▸ Goal of the exercise
Copy out the items below verbatim, starting at their first line and continuing through the line that contains "data-point: [166, 892, 174, 900]", with both of those lines included and nothing after it.

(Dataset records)
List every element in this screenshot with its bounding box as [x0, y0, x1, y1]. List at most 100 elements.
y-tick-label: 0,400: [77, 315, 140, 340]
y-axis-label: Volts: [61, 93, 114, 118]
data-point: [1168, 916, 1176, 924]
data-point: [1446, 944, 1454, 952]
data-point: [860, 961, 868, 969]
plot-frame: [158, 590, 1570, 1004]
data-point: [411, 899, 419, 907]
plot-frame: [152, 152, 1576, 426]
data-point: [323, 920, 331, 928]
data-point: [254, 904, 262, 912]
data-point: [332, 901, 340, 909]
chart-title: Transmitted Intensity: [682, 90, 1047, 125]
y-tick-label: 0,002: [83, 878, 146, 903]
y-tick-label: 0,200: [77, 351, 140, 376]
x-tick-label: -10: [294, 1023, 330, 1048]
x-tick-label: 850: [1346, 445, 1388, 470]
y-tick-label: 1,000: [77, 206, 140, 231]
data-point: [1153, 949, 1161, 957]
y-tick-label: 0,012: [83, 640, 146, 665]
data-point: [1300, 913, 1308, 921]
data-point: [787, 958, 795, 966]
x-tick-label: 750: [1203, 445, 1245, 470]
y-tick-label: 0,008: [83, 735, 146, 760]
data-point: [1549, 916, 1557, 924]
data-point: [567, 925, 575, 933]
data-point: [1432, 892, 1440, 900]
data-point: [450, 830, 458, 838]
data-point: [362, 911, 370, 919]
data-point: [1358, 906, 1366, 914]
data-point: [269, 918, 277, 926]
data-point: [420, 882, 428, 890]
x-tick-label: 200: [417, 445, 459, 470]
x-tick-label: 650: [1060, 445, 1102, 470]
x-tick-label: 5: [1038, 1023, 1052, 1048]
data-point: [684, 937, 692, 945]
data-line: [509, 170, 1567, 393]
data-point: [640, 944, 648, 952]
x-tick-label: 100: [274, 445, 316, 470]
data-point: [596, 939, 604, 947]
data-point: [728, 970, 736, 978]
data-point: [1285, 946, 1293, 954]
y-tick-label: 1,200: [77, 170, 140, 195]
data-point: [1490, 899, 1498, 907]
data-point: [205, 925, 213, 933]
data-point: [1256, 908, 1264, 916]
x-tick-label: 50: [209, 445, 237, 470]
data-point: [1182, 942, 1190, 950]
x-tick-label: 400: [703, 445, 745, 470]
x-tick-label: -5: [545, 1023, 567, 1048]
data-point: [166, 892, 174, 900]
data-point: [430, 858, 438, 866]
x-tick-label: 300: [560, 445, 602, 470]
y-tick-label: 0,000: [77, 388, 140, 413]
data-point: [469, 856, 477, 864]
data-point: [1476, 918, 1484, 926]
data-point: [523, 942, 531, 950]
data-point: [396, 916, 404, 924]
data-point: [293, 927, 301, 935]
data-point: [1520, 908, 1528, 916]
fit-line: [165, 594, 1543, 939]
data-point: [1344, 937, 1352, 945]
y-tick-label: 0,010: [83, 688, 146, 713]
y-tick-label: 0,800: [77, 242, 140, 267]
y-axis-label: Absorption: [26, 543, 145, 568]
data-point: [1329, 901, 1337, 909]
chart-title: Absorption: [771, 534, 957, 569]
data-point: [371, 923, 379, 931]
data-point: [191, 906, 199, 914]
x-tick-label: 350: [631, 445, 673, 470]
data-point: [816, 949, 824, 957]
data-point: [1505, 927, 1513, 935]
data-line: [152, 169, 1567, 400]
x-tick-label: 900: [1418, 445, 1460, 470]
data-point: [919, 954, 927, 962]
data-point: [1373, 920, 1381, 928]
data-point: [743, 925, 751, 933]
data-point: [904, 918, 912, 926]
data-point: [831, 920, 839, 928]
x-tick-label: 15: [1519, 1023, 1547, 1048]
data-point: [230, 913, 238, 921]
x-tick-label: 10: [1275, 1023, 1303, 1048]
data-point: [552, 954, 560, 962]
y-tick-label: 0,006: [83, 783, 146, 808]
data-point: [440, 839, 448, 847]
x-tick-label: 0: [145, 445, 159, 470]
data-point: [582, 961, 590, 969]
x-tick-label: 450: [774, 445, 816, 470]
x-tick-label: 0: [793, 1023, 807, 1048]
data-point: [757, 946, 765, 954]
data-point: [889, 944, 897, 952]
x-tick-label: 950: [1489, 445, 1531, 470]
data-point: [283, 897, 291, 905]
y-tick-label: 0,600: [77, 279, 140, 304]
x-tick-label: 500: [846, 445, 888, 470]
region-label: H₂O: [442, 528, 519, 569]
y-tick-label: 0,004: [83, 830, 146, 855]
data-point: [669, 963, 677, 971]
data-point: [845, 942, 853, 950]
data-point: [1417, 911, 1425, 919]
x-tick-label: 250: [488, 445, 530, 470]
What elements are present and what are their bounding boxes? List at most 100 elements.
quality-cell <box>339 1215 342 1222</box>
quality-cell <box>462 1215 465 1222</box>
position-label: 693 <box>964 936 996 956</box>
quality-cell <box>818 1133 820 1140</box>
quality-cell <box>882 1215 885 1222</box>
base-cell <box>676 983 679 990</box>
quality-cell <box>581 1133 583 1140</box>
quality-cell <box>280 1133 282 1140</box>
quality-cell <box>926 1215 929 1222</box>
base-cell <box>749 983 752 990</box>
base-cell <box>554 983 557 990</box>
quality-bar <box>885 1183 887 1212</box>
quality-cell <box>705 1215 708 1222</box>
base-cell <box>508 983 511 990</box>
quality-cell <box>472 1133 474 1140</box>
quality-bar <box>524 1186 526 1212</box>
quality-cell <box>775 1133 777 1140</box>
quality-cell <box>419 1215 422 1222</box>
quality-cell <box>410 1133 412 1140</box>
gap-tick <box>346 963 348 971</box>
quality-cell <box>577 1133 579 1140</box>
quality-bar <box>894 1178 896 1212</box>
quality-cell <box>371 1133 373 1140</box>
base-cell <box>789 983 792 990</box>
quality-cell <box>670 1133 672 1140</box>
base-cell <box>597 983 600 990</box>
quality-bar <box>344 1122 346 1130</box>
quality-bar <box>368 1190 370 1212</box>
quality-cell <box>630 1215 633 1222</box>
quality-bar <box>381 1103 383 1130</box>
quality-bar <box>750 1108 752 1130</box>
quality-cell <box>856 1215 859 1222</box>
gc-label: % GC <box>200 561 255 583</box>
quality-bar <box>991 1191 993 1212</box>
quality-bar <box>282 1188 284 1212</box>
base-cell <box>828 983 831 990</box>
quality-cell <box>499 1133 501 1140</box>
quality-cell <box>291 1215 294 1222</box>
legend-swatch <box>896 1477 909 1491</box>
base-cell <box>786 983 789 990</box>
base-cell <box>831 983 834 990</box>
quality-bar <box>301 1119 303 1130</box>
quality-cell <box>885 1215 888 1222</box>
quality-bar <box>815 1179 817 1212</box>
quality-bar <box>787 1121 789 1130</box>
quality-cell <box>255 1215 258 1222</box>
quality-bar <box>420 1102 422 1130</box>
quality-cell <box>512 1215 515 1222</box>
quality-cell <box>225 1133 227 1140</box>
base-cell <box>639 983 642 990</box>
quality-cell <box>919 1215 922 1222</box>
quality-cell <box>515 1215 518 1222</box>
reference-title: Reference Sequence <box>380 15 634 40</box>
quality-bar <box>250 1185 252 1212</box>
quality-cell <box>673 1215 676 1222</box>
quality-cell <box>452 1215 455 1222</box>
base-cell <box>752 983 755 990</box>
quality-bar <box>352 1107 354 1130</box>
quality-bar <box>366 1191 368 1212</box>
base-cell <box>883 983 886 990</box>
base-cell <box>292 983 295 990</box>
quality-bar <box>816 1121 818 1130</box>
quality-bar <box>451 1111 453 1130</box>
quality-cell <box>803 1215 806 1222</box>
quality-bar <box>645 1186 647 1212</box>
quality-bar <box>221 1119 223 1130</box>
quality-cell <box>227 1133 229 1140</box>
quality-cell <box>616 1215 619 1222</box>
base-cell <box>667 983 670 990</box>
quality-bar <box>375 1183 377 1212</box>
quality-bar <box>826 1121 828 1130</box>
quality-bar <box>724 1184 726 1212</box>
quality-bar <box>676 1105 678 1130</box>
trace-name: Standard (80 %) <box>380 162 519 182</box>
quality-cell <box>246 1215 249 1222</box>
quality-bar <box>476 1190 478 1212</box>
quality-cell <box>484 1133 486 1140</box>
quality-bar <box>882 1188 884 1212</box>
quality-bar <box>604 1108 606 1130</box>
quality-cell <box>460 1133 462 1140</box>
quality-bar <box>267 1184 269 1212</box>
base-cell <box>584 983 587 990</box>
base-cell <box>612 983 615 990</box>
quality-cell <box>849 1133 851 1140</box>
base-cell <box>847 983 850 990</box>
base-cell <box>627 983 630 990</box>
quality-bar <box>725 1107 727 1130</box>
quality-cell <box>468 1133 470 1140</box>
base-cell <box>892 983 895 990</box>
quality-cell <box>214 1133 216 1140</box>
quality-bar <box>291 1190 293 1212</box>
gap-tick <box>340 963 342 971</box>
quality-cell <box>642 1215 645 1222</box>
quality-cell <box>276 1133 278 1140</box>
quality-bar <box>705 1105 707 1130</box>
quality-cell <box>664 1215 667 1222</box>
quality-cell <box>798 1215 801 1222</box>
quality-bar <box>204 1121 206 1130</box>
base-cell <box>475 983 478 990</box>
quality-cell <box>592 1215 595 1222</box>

▸ Exercise answer
List every element in this screenshot with its bounding box as [x0, y0, x1, y1]. List at most 100 elements.
y-tick-label: 0,400: [77, 315, 140, 340]
y-axis-label: Volts: [61, 93, 114, 118]
data-point: [1168, 916, 1176, 924]
data-point: [1446, 944, 1454, 952]
data-point: [860, 961, 868, 969]
plot-frame: [158, 590, 1570, 1004]
data-point: [411, 899, 419, 907]
plot-frame: [152, 152, 1576, 426]
data-point: [323, 920, 331, 928]
data-point: [254, 904, 262, 912]
data-point: [332, 901, 340, 909]
chart-title: Transmitted Intensity: [682, 90, 1047, 125]
y-tick-label: 0,002: [83, 878, 146, 903]
y-tick-label: 0,200: [77, 351, 140, 376]
x-tick-label: -10: [294, 1023, 330, 1048]
x-tick-label: 850: [1346, 445, 1388, 470]
y-tick-label: 1,000: [77, 206, 140, 231]
data-point: [1153, 949, 1161, 957]
y-tick-label: 0,012: [83, 640, 146, 665]
data-point: [1300, 913, 1308, 921]
data-point: [787, 958, 795, 966]
x-tick-label: 750: [1203, 445, 1245, 470]
y-tick-label: 0,008: [83, 735, 146, 760]
data-point: [1549, 916, 1557, 924]
data-point: [567, 925, 575, 933]
data-point: [1432, 892, 1440, 900]
data-point: [450, 830, 458, 838]
data-point: [362, 911, 370, 919]
data-point: [1358, 906, 1366, 914]
data-point: [269, 918, 277, 926]
data-point: [420, 882, 428, 890]
x-tick-label: 200: [417, 445, 459, 470]
x-tick-label: 650: [1060, 445, 1102, 470]
x-tick-label: 5: [1038, 1023, 1052, 1048]
data-point: [684, 937, 692, 945]
data-line: [509, 170, 1567, 393]
data-point: [640, 944, 648, 952]
x-tick-label: 100: [274, 445, 316, 470]
data-point: [596, 939, 604, 947]
data-point: [728, 970, 736, 978]
data-point: [1285, 946, 1293, 954]
y-tick-label: 1,200: [77, 170, 140, 195]
data-point: [1490, 899, 1498, 907]
data-point: [205, 925, 213, 933]
data-point: [1256, 908, 1264, 916]
x-tick-label: 50: [209, 445, 237, 470]
data-point: [1182, 942, 1190, 950]
x-tick-label: 400: [703, 445, 745, 470]
x-tick-label: -5: [545, 1023, 567, 1048]
data-point: [166, 892, 174, 900]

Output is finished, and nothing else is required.